SHORT EXERCISE: Nothing in the records may be left out or altered; reproduce them all exactly.
>> Begin
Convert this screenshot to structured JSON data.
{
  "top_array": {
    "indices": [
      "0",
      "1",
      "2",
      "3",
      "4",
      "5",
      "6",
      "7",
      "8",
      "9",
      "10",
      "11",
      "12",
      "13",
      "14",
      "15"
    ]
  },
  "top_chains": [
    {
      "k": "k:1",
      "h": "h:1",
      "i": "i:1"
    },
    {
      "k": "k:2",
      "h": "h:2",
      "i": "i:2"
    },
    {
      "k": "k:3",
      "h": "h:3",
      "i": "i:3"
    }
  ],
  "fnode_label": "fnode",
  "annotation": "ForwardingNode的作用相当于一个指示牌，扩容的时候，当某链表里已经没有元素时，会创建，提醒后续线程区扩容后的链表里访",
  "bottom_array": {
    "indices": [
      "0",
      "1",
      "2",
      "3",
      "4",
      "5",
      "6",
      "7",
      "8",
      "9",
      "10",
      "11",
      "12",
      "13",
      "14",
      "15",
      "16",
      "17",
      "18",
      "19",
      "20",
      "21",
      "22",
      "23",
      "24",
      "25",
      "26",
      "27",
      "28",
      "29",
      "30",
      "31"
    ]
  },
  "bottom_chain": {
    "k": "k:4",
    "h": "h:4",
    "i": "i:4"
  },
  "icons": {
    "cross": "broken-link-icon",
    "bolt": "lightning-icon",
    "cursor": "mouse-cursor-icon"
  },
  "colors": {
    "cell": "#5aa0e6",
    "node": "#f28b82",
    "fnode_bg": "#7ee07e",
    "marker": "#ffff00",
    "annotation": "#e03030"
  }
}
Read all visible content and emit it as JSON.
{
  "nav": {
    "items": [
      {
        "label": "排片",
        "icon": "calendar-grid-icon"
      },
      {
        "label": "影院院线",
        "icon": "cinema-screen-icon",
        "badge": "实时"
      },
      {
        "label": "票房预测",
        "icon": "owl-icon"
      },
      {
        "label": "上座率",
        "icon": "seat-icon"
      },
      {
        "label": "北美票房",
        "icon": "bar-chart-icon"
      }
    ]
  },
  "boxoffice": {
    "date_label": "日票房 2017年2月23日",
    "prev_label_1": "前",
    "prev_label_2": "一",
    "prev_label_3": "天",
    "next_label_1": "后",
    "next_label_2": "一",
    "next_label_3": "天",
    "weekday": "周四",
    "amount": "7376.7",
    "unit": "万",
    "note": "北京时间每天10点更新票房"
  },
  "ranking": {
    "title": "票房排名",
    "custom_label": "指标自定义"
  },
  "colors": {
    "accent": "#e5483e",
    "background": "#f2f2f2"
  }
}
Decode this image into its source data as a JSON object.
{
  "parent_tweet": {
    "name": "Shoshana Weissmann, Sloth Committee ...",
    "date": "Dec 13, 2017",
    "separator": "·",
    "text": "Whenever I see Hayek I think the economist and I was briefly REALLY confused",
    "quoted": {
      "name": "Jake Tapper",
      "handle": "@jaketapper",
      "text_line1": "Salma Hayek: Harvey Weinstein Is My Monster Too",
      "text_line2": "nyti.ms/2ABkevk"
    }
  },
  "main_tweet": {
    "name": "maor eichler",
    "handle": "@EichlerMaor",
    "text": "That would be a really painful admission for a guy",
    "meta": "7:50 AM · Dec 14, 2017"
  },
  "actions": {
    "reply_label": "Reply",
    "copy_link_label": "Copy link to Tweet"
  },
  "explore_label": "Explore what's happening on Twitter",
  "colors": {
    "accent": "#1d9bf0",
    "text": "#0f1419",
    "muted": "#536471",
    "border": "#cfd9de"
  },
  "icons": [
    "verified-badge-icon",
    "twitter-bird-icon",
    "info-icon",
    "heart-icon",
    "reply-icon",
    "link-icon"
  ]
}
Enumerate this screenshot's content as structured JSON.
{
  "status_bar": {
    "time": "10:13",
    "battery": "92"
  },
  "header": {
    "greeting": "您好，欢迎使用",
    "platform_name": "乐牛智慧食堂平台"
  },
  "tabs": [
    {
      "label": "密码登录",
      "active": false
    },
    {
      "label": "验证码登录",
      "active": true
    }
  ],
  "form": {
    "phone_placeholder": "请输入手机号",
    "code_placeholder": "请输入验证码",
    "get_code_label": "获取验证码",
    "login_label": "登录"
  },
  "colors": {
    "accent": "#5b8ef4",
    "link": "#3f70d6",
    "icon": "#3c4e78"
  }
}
>> End
RESULT OF THIS TASK:
Convert this screenshot to structured JSON data.
{
  "top_array": {
    "indices": [
      "0",
      "1",
      "2",
      "3",
      "4",
      "5",
      "6",
      "7",
      "8",
      "9",
      "10",
      "11",
      "12",
      "13",
      "14",
      "15"
    ]
  },
  "top_chains": [
    {
      "k": "k:1",
      "h": "h:1",
      "i": "i:1"
    },
    {
      "k": "k:2",
      "h": "h:2",
      "i": "i:2"
    },
    {
      "k": "k:3",
      "h": "h:3",
      "i": "i:3"
    }
  ],
  "fnode_label": "fnode",
  "annotation": "ForwardingNode的作用相当于一个指示牌，扩容的时候，当某链表里已经没有元素时，会创建，提醒后续线程区扩容后的链表里访",
  "bottom_array": {
    "indices": [
      "0",
      "1",
      "2",
      "3",
      "4",
      "5",
      "6",
      "7",
      "8",
      "9",
      "10",
      "11",
      "12",
      "13",
      "14",
      "15",
      "16",
      "17",
      "18",
      "19",
      "20",
      "21",
      "22",
      "23",
      "24",
      "25",
      "26",
      "27",
      "28",
      "29",
      "30",
      "31"
    ]
  },
  "bottom_chain": {
    "k": "k:4",
    "h": "h:4",
    "i": "i:4"
  },
  "icons": {
    "cross": "broken-link-icon",
    "bolt": "lightning-icon",
    "cursor": "mouse-cursor-icon"
  },
  "colors": {
    "cell": "#5aa0e6",
    "node": "#f28b82",
    "fnode_bg": "#7ee07e",
    "marker": "#ffff00",
    "annotation": "#e03030"
  }
}
Read all visible content and emit it as JSON.
{
  "nav": {
    "items": [
      {
        "label": "排片",
        "icon": "calendar-grid-icon"
      },
      {
        "label": "影院院线",
        "icon": "cinema-screen-icon",
        "badge": "实时"
      },
      {
        "label": "票房预测",
        "icon": "owl-icon"
      },
      {
        "label": "上座率",
        "icon": "seat-icon"
      },
      {
        "label": "北美票房",
        "icon": "bar-chart-icon"
      }
    ]
  },
  "boxoffice": {
    "date_label": "日票房 2017年2月23日",
    "prev_label_1": "前",
    "prev_label_2": "一",
    "prev_label_3": "天",
    "next_label_1": "后",
    "next_label_2": "一",
    "next_label_3": "天",
    "weekday": "周四",
    "amount": "7376.7",
    "unit": "万",
    "note": "北京时间每天10点更新票房"
  },
  "ranking": {
    "title": "票房排名",
    "custom_label": "指标自定义"
  },
  "colors": {
    "accent": "#e5483e",
    "background": "#f2f2f2"
  }
}
Decode this image into its source data as a JSON object.
{
  "parent_tweet": {
    "name": "Shoshana Weissmann, Sloth Committee ...",
    "date": "Dec 13, 2017",
    "separator": "·",
    "text": "Whenever I see Hayek I think the economist and I was briefly REALLY confused",
    "quoted": {
      "name": "Jake Tapper",
      "handle": "@jaketapper",
      "text_line1": "Salma Hayek: Harvey Weinstein Is My Monster Too",
      "text_line2": "nyti.ms/2ABkevk"
    }
  },
  "main_tweet": {
    "name": "maor eichler",
    "handle": "@EichlerMaor",
    "text": "That would be a really painful admission for a guy",
    "meta": "7:50 AM · Dec 14, 2017"
  },
  "actions": {
    "reply_label": "Reply",
    "copy_link_label": "Copy link to Tweet"
  },
  "explore_label": "Explore what's happening on Twitter",
  "colors": {
    "accent": "#1d9bf0",
    "text": "#0f1419",
    "muted": "#536471",
    "border": "#cfd9de"
  },
  "icons": [
    "verified-badge-icon",
    "twitter-bird-icon",
    "info-icon",
    "heart-icon",
    "reply-icon",
    "link-icon"
  ]
}
Enumerate this screenshot's content as structured JSON.
{
  "status_bar": {
    "time": "10:13",
    "battery": "92"
  },
  "header": {
    "greeting": "您好，欢迎使用",
    "platform_name": "乐牛智慧食堂平台"
  },
  "tabs": [
    {
      "label": "密码登录",
      "active": false
    },
    {
      "label": "验证码登录",
      "active": true
    }
  ],
  "form": {
    "phone_placeholder": "请输入手机号",
    "code_placeholder": "请输入验证码",
    "get_code_label": "获取验证码",
    "login_label": "登录"
  },
  "colors": {
    "accent": "#5b8ef4",
    "link": "#3f70d6",
    "icon": "#3c4e78"
  }
}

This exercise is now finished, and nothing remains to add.